→ **Do this**: Set down, in full, every record in the block.

→ **Data listing**:
═══
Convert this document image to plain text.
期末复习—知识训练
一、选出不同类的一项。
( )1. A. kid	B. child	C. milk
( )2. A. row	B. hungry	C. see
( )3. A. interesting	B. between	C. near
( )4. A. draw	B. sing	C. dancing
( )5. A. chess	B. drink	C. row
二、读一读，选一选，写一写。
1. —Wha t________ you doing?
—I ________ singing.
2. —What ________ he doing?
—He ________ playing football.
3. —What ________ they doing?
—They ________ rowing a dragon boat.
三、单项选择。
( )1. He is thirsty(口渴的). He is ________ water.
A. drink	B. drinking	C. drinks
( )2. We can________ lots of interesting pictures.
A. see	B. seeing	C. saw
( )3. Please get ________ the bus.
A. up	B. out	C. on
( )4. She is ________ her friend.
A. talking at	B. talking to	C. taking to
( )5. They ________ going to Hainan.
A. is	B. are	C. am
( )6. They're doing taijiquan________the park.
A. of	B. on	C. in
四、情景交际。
═══
→ **Problem solution**:
Convert this document image to plain text.
期末复习—知识训练
一、选出不同类的一项。
( )1. A. kid	B. child	C. milk
( )2. A. row	B. hungry	C. see
( )3. A. interesting	B. between	C. near
( )4. A. draw	B. sing	C. dancing
( )5. A. chess	B. drink	C. row
二、读一读，选一选，写一写。
1. —Wha t________ you doing?
—I ________ singing.
2. —What ________ he doing?
—He ________ playing football.
3. —What ________ they doing?
—They ________ rowing a dragon boat.
三、单项选择。
( )1. He is thirsty(口渴的). He is ________ water.
A. drink	B. drinking	C. drinks
( )2. We can________ lots of interesting pictures.
A. see	B. seeing	C. saw
( )3. Please get ________ the bus.
A. up	B. out	C. on
( )4. She is ________ her friend.
A. talking at	B. talking to	C. taking to
( )5. They ________ going to Hainan.
A. is	B. are	C. am
( )6. They're doing taijiquan________the park.
A. of	B. on	C. in
四、情景交际。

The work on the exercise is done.